▶ [Given exercise]: Each entry below should be reproduced character for character.

▶ [Input records]:
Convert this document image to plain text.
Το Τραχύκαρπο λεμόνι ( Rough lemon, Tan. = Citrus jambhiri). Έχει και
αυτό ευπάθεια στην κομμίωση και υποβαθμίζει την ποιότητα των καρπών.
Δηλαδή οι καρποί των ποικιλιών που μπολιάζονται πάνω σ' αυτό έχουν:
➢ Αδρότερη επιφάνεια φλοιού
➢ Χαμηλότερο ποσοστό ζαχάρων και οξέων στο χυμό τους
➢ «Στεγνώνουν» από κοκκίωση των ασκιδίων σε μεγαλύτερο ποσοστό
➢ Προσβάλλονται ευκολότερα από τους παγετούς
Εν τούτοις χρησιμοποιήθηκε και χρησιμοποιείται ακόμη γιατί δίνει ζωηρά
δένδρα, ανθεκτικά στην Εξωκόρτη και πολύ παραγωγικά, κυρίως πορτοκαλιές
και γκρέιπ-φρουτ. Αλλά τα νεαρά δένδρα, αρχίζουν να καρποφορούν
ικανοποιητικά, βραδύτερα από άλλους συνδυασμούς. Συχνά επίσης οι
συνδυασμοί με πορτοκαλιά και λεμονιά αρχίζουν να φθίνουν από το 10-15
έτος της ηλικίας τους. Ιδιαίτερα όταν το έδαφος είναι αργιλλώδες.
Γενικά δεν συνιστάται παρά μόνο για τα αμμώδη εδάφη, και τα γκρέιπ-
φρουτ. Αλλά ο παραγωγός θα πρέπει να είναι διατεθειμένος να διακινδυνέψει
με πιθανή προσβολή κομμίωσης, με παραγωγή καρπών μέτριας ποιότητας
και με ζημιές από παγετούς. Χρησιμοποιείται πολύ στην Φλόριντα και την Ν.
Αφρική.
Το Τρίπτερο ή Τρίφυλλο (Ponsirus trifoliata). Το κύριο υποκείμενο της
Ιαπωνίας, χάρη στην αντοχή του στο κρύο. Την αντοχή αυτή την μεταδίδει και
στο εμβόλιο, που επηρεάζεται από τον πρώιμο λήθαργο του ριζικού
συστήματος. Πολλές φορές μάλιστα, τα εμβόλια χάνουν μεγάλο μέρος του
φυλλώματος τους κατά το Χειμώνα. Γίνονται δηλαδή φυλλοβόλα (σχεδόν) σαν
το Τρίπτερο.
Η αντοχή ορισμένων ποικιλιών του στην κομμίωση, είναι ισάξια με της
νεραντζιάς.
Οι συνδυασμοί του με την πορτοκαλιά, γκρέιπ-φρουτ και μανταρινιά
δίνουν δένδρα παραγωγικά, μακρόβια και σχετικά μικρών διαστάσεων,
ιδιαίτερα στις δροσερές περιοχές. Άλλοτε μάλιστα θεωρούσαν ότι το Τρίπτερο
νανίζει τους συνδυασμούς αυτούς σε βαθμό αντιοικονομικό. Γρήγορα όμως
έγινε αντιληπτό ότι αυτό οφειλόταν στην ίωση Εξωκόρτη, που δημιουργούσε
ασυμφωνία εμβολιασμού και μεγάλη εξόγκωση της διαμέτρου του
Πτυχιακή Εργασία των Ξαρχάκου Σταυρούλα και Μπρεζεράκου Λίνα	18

▶ [Task answer]:
Convert this document image to plain text.
Το Τραχύκαρπο λεμόνι ( Rough lemon, Tan. = Citrus jambhiri). Έχει και
αυτό ευπάθεια στην κομμίωση και υποβαθμίζει την ποιότητα των καρπών.
Δηλαδή οι καρποί των ποικιλιών που μπολιάζονται πάνω σ' αυτό έχουν:
➢ Αδρότερη επιφάνεια φλοιού
➢ Χαμηλότερο ποσοστό ζαχάρων και οξέων στο χυμό τους
➢ «Στεγνώνουν» από κοκκίωση των ασκιδίων σε μεγαλύτερο ποσοστό
➢ Προσβάλλονται ευκολότερα από τους παγετούς
Εν τούτοις χρησιμοποιήθηκε και χρησιμοποιείται ακόμη γιατί δίνει ζωηρά
δένδρα, ανθεκτικά στην Εξωκόρτη και πολύ παραγωγικά, κυρίως πορτοκαλιές
και γκρέιπ-φρουτ. Αλλά τα νεαρά δένδρα, αρχίζουν να καρποφορούν
ικανοποιητικά, βραδύτερα από άλλους συνδυασμούς. Συχνά επίσης οι
συνδυασμοί με πορτοκαλιά και λεμονιά αρχίζουν να φθίνουν από το 10-15
έτος της ηλικίας τους. Ιδιαίτερα όταν το έδαφος είναι αργιλλώδες.
Γενικά δεν συνιστάται παρά μόνο για τα αμμώδη εδάφη, και τα γκρέιπ-
φρουτ. Αλλά ο παραγωγός θα πρέπει να είναι διατεθειμένος να διακινδυνέψει
με πιθανή προσβολή κομμίωσης, με παραγωγή καρπών μέτριας ποιότητας
και με ζημιές από παγετούς. Χρησιμοποιείται πολύ στην Φλόριντα και την Ν.
Αφρική.
Το Τρίπτερο ή Τρίφυλλο (Ponsirus trifoliata). Το κύριο υποκείμενο της
Ιαπωνίας, χάρη στην αντοχή του στο κρύο. Την αντοχή αυτή την μεταδίδει και
στο εμβόλιο, που επηρεάζεται από τον πρώιμο λήθαργο του ριζικού
συστήματος. Πολλές φορές μάλιστα, τα εμβόλια χάνουν μεγάλο μέρος του
φυλλώματος τους κατά το Χειμώνα. Γίνονται δηλαδή φυλλοβόλα (σχεδόν) σαν
το Τρίπτερο.
Η αντοχή ορισμένων ποικιλιών του στην κομμίωση, είναι ισάξια με της
νεραντζιάς.
Οι συνδυασμοί του με την πορτοκαλιά, γκρέιπ-φρουτ και μανταρινιά
δίνουν δένδρα παραγωγικά, μακρόβια και σχετικά μικρών διαστάσεων,
ιδιαίτερα στις δροσερές περιοχές. Άλλοτε μάλιστα θεωρούσαν ότι το Τρίπτερο
νανίζει τους συνδυασμούς αυτούς σε βαθμό αντιοικονομικό. Γρήγορα όμως
έγινε αντιληπτό ότι αυτό οφειλόταν στην ίωση Εξωκόρτη, που δημιουργούσε
ασυμφωνία εμβολιασμού και μεγάλη εξόγκωση της διαμέτρου του
Πτυχιακή Εργασία των Ξαρχάκου Σταυρούλα και Μπρεζεράκου Λίνα	18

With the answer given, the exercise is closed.